→ **What is needed**:
Copy every record below exactly as written, but leave out the pictures.

→ **Dataset rows**:
────────────────

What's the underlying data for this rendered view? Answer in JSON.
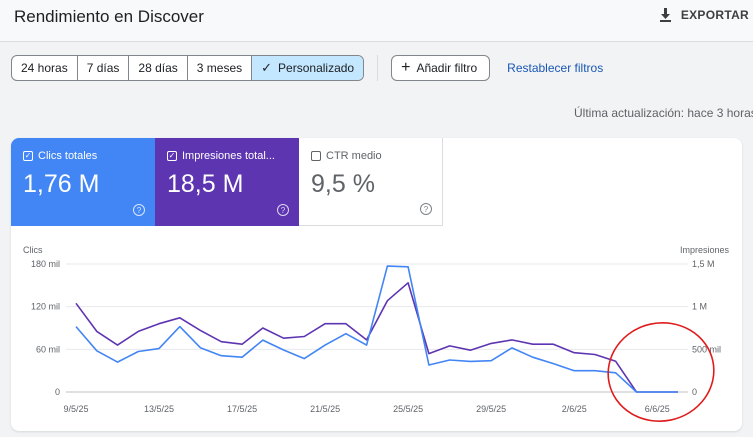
{
  "header": {
    "title": "Rendimiento en Discover",
    "export_label": "EXPORTAR"
  },
  "filters": {
    "ranges": [
      "24 horas",
      "7 días",
      "28 días",
      "3 meses",
      "Personalizado"
    ],
    "active_range": "Personalizado",
    "add_filter_label": "Añadir filtro",
    "reset_label": "Restablecer filtros"
  },
  "last_update": "Última actualización: hace 3 horas",
  "metrics": {
    "clicks": {
      "label": "Clics totales",
      "value": "1,76 M",
      "checked": true
    },
    "impressions": {
      "label": "Impresiones total...",
      "value": "18,5 M",
      "checked": true
    },
    "ctr": {
      "label": "CTR medio",
      "value": "9,5 %",
      "checked": false
    }
  },
  "colors": {
    "clicks": "#4285f4",
    "impressions": "#5e35b1",
    "accent_link": "#1a57b5",
    "active_segment": "#c2e7ff",
    "annotation_circle": "#e01b1b"
  },
  "chart_data": {
    "type": "line",
    "left_axis_label": "Clics",
    "right_axis_label": "Impresiones",
    "left_ticks": [
      "0",
      "60 mil",
      "120 mil",
      "180 mil"
    ],
    "left_tick_values": [
      0,
      60000,
      120000,
      180000
    ],
    "right_ticks": [
      "0",
      "500 mil",
      "1 M",
      "1,5 M"
    ],
    "right_tick_values": [
      0,
      500000,
      1000000,
      1500000
    ],
    "left_ylim": [
      0,
      180000
    ],
    "right_ylim": [
      0,
      1500000
    ],
    "x_ticks": [
      "9/5/25",
      "13/5/25",
      "17/5/25",
      "21/5/25",
      "25/5/25",
      "29/5/25",
      "2/6/25",
      "6/6/25"
    ],
    "x_tick_index": [
      0,
      4,
      8,
      12,
      16,
      20,
      24,
      28
    ],
    "grid": true,
    "series": [
      {
        "name": "Clics totales",
        "axis": "left",
        "values": [
          92000,
          58000,
          42000,
          57000,
          61000,
          92000,
          62000,
          51000,
          49000,
          73000,
          59000,
          47000,
          66000,
          82000,
          66000,
          177000,
          176000,
          38000,
          45000,
          43000,
          44000,
          62000,
          49000,
          40000,
          30000,
          30000,
          27000,
          0,
          0,
          0
        ]
      },
      {
        "name": "Impresiones totales",
        "axis": "right",
        "values": [
          1040000,
          710000,
          550000,
          710000,
          800000,
          870000,
          720000,
          590000,
          560000,
          750000,
          630000,
          650000,
          800000,
          800000,
          610000,
          1070000,
          1280000,
          450000,
          540000,
          490000,
          570000,
          610000,
          560000,
          560000,
          460000,
          440000,
          360000,
          0,
          0,
          0
        ]
      }
    ]
  }
}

────────────────

→ **Exercise answer**:
What's the underlying data for this rendered view? Answer in JSON.
{
  "header": {
    "title": "Rendimiento en Discover",
    "export_label": "EXPORTAR"
  },
  "filters": {
    "ranges": [
      "24 horas",
      "7 días",
      "28 días",
      "3 meses",
      "Personalizado"
    ],
    "active_range": "Personalizado",
    "add_filter_label": "Añadir filtro",
    "reset_label": "Restablecer filtros"
  },
  "last_update": "Última actualización: hace 3 horas",
  "metrics": {
    "clicks": {
      "label": "Clics totales",
      "value": "1,76 M",
      "checked": true
    },
    "impressions": {
      "label": "Impresiones total...",
      "value": "18,5 M",
      "checked": true
    },
    "ctr": {
      "label": "CTR medio",
      "value": "9,5 %",
      "checked": false
    }
  },
  "colors": {
    "clicks": "#4285f4",
    "impressions": "#5e35b1",
    "accent_link": "#1a57b5",
    "active_segment": "#c2e7ff",
    "annotation_circle": "#e01b1b"
  },
  "chart_data": {
    "type": "line",
    "left_axis_label": "Clics",
    "right_axis_label": "Impresiones",
    "left_ticks": [
      "0",
      "60 mil",
      "120 mil",
      "180 mil"
    ],
    "left_tick_values": [
      0,
      60000,
      120000,
      180000
    ],
    "right_ticks": [
      "0",
      "500 mil",
      "1 M",
      "1,5 M"
    ],
    "right_tick_values": [
      0,
      500000,
      1000000,
      1500000
    ],
    "left_ylim": [
      0,
      180000
    ],
    "right_ylim": [
      0,
      1500000
    ],
    "x_ticks": [
      "9/5/25",
      "13/5/25",
      "17/5/25",
      "21/5/25",
      "25/5/25",
      "29/5/25",
      "2/6/25",
      "6/6/25"
    ],
    "x_tick_index": [
      0,
      4,
      8,
      12,
      16,
      20,
      24,
      28
    ],
    "grid": true,
    "series": [
      {
        "name": "Clics totales",
        "axis": "left",
        "values": [
          92000,
          58000,
          42000,
          57000,
          61000,
          92000,
          62000,
          51000,
          49000,
          73000,
          59000,
          47000,
          66000,
          82000,
          66000,
          177000,
          176000,
          38000,
          45000,
          43000,
          44000,
          62000,
          49000,
          40000,
          30000,
          30000,
          27000,
          0,
          0,
          0
        ]
      },
      {
        "name": "Impresiones totales",
        "axis": "right",
        "values": [
          1040000,
          710000,
          550000,
          710000,
          800000,
          870000,
          720000,
          590000,
          560000,
          750000,
          630000,
          650000,
          800000,
          800000,
          610000,
          1070000,
          1280000,
          450000,
          540000,
          490000,
          570000,
          610000,
          560000,
          560000,
          460000,
          440000,
          360000,
          0,
          0,
          0
        ]
      }
    ]
  }
}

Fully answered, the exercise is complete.